Stated exercise
Copy out the lines below, from the very first line through the line containing "asset-point <box>234 335 242 343</box>", with both ends included.

Exercise inputs
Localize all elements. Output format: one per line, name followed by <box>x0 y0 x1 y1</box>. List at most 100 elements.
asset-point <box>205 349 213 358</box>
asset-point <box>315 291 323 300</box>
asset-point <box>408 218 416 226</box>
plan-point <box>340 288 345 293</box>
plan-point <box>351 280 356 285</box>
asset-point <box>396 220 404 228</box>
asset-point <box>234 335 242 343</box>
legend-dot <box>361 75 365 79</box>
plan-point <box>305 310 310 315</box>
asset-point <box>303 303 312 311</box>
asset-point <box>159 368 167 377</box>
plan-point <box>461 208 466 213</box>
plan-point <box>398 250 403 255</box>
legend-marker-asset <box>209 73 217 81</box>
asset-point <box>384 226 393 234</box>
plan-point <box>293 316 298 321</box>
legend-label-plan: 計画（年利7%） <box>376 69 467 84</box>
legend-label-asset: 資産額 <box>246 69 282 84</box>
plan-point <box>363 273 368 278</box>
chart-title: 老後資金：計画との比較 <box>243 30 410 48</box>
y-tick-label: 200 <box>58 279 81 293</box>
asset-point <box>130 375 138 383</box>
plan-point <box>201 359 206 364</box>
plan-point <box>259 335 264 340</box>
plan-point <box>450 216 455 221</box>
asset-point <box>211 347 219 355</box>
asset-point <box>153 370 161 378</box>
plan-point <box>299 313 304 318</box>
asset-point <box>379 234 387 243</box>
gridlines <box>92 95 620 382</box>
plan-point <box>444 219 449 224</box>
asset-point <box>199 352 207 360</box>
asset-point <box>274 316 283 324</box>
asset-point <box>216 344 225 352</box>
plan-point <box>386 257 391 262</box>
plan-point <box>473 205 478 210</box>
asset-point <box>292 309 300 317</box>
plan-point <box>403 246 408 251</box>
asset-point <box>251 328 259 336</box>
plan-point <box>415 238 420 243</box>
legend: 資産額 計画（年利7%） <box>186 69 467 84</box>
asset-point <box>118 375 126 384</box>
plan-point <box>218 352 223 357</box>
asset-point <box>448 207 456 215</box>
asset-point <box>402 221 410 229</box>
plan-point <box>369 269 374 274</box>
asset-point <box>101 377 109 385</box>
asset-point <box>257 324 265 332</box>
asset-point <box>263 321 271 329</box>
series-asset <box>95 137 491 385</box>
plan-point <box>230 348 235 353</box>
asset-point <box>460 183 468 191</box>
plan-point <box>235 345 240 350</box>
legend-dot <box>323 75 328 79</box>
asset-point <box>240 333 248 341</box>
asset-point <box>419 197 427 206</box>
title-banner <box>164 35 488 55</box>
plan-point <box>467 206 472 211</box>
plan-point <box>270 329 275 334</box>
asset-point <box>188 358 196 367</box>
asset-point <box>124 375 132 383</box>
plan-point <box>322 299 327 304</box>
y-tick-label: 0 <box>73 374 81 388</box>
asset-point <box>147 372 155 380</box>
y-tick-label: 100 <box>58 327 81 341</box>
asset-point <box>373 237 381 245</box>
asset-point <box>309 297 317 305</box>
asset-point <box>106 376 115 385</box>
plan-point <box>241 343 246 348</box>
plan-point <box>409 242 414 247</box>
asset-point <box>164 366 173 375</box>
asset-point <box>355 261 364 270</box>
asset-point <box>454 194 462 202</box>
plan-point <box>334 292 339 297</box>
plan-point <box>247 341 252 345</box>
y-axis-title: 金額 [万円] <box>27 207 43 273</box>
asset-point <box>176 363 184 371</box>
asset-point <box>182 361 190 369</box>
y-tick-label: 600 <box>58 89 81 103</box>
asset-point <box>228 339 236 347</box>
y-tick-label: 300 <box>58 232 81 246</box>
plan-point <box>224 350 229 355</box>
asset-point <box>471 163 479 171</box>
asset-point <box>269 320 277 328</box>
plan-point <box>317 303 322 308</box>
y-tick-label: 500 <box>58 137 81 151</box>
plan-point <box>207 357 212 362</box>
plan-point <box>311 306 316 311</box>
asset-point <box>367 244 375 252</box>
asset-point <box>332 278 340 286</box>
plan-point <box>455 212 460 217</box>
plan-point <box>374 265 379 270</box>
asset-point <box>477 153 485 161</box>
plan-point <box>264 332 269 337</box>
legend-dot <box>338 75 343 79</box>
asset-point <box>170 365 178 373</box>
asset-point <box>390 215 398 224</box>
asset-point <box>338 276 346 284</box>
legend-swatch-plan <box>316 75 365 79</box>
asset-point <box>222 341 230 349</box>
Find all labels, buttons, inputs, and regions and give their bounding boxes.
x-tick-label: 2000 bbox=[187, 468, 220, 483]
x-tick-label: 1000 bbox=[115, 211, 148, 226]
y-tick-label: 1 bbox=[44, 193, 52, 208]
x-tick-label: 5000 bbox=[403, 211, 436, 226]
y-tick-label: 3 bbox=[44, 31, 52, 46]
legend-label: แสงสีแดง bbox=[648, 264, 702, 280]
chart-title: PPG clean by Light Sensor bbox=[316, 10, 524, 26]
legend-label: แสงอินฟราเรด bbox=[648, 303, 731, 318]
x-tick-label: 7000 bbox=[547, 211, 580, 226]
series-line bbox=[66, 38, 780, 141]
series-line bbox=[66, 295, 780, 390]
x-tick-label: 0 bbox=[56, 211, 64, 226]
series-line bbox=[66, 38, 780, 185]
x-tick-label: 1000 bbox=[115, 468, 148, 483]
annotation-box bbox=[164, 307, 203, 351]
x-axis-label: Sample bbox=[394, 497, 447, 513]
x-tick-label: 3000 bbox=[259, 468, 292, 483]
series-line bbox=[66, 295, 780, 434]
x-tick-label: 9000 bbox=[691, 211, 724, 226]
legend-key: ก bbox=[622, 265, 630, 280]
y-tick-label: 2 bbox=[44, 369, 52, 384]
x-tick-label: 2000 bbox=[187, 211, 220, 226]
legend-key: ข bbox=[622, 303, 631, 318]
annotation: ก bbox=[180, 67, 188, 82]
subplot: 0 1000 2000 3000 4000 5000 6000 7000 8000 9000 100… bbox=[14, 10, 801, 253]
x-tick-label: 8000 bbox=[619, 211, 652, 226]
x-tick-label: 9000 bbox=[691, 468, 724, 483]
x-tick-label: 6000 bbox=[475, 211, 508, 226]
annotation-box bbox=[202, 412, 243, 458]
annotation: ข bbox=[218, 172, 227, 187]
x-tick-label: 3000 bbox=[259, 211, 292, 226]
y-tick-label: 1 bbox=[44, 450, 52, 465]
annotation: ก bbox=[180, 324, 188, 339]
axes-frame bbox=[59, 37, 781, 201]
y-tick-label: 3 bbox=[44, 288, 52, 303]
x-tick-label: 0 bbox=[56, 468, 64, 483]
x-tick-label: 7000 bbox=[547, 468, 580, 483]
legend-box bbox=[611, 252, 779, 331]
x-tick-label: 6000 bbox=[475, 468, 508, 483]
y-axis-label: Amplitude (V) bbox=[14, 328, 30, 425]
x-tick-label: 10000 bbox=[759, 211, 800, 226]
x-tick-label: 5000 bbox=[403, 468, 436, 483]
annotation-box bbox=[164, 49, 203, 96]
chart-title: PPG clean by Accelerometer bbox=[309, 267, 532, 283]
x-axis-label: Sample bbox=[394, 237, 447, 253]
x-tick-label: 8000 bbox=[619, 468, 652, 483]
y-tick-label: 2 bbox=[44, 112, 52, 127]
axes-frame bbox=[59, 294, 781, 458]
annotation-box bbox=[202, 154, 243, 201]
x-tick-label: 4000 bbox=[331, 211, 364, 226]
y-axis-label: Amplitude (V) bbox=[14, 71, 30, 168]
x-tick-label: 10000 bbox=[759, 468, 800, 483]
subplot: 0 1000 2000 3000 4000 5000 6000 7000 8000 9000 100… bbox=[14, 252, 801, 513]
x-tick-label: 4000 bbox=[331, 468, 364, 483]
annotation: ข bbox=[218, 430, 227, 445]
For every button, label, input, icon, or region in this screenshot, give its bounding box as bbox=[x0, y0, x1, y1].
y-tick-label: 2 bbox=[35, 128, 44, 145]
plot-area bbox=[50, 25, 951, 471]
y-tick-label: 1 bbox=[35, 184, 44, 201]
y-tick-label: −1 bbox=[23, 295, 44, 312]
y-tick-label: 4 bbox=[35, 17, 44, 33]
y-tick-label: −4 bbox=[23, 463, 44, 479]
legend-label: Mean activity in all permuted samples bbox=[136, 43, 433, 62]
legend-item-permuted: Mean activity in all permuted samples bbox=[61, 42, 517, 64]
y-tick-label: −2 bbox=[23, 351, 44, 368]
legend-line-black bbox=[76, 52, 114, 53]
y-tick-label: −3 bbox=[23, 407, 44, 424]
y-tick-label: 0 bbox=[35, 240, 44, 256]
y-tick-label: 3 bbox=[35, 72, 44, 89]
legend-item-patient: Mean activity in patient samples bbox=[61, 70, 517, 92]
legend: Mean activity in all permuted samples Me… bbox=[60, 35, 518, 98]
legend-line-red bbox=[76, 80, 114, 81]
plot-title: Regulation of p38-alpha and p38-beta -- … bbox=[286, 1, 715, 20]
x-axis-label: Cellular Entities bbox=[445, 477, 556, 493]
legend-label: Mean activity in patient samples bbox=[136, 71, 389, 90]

Answer to the exercise
Localize all elements. Output format: one per line, name followed by <box>x0 y0 x1 y1</box>. List at most 100 elements.
asset-point <box>205 349 213 358</box>
asset-point <box>315 291 323 300</box>
asset-point <box>408 218 416 226</box>
plan-point <box>340 288 345 293</box>
plan-point <box>351 280 356 285</box>
asset-point <box>396 220 404 228</box>
asset-point <box>234 335 242 343</box>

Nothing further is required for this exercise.